━━ DATASET RECORDS

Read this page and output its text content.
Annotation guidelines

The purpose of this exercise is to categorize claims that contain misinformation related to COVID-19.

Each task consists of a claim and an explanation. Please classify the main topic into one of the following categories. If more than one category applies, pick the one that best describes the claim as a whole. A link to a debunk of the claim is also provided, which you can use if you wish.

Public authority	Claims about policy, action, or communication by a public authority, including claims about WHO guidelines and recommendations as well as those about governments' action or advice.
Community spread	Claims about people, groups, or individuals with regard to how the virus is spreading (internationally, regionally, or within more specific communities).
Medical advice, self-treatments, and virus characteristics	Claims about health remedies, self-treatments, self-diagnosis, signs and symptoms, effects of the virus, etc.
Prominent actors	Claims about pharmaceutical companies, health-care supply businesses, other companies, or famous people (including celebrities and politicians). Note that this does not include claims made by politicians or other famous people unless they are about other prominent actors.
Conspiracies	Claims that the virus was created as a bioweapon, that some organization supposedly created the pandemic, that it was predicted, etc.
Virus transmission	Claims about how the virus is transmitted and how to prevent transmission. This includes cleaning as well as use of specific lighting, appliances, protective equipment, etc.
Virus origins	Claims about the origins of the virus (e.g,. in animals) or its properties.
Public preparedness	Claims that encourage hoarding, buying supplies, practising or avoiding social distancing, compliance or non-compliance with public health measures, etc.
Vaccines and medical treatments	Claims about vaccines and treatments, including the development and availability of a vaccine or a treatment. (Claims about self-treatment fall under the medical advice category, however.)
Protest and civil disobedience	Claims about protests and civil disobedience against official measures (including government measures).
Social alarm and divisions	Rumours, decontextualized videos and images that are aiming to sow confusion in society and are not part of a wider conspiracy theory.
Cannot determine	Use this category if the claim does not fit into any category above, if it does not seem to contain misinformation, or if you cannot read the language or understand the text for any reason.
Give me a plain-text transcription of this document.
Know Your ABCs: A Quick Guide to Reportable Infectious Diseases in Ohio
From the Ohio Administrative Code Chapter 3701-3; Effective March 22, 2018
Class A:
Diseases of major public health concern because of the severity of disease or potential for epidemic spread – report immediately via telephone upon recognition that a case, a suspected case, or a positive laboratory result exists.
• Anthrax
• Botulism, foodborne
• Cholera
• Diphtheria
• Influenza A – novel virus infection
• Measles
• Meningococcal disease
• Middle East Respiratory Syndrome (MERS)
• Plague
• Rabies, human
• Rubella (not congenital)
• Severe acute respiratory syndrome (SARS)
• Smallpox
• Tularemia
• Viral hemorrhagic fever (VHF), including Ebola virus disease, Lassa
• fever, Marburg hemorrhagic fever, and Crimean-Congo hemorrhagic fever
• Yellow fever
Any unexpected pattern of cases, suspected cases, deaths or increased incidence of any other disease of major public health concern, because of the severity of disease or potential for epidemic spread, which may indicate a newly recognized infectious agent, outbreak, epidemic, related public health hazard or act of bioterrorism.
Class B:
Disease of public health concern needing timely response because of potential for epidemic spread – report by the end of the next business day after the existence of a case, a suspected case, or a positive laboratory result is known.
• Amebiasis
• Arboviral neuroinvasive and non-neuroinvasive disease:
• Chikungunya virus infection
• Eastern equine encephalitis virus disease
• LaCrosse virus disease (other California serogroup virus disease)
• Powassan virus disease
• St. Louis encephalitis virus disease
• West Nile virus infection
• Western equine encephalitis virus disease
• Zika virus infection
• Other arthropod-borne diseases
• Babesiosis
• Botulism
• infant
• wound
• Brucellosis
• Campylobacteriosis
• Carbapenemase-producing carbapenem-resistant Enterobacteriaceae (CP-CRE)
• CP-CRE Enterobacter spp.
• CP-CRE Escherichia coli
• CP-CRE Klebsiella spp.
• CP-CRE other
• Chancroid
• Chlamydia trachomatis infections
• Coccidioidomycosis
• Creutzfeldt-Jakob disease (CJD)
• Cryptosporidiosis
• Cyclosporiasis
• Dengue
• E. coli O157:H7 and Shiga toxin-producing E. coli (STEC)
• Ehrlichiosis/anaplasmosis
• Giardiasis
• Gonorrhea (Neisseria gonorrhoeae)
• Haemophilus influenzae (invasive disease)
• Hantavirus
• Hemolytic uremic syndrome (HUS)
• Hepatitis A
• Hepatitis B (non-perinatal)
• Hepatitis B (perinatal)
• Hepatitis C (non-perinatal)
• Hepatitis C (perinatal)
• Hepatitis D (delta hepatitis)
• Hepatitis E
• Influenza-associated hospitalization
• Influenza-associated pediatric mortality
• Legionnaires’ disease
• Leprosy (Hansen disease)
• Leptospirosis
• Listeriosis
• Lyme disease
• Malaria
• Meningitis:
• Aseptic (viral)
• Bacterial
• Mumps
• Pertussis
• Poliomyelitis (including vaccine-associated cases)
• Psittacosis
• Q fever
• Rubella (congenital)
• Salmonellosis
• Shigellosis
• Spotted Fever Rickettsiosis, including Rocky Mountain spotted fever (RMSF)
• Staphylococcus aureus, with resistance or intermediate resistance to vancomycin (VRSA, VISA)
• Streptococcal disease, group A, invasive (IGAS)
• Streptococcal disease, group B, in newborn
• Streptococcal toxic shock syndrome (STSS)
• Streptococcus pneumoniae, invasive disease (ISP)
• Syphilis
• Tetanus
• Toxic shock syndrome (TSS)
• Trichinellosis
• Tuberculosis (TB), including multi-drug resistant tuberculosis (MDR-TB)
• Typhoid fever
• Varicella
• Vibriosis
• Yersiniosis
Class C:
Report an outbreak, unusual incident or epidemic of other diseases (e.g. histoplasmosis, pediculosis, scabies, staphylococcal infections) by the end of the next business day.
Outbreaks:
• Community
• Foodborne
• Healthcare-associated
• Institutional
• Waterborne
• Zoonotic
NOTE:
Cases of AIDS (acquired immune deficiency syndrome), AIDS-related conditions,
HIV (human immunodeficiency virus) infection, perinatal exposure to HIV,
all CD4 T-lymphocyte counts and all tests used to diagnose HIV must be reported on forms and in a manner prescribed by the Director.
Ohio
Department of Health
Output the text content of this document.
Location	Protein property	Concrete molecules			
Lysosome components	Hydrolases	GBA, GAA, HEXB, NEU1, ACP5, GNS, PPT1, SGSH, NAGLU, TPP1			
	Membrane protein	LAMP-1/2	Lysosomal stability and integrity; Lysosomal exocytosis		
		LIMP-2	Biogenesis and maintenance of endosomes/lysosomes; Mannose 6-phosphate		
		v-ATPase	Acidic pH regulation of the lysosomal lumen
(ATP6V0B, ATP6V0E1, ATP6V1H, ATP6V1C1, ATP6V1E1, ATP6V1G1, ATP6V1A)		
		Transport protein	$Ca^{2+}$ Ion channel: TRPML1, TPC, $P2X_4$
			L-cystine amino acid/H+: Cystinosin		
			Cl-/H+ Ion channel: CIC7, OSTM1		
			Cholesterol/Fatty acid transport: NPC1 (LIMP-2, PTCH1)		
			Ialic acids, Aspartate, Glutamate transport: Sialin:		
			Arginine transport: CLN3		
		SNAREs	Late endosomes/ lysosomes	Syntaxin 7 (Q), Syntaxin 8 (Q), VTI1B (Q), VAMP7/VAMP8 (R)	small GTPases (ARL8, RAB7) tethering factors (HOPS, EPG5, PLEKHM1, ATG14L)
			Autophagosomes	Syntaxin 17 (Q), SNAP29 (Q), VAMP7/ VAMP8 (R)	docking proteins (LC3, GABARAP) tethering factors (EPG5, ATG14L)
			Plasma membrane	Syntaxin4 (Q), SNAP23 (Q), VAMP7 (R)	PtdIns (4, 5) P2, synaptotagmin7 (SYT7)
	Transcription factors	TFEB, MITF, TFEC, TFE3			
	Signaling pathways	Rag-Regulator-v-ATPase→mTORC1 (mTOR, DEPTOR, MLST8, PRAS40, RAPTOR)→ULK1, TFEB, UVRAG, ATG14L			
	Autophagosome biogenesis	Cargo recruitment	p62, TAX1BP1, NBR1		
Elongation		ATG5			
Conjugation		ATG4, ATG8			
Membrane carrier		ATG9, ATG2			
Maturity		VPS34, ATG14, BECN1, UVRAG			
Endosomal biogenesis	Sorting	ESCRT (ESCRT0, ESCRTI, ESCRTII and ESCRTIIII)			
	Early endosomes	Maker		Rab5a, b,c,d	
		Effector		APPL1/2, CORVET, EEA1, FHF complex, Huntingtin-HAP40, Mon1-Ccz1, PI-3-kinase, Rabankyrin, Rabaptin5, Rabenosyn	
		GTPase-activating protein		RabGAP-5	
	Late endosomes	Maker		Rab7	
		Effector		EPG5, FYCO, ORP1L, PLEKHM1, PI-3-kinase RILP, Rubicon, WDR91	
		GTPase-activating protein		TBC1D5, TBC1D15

━━━━

Take every line above where "with" appears and copy it.

● RESPONSE TO THIS EXERCISE:
Community spread	Claims about people, groups, or individuals with regard to how the virus is spreading (internationally, regionally, or within more specific communities).
Public preparedness	Claims that encourage hoarding, buying supplies, practising or avoiding social distancing, compliance or non-compliance with public health measures, etc.
• Staphylococcus aureus, with resistance or intermediate resistance to vancomycin (VRSA, VISA)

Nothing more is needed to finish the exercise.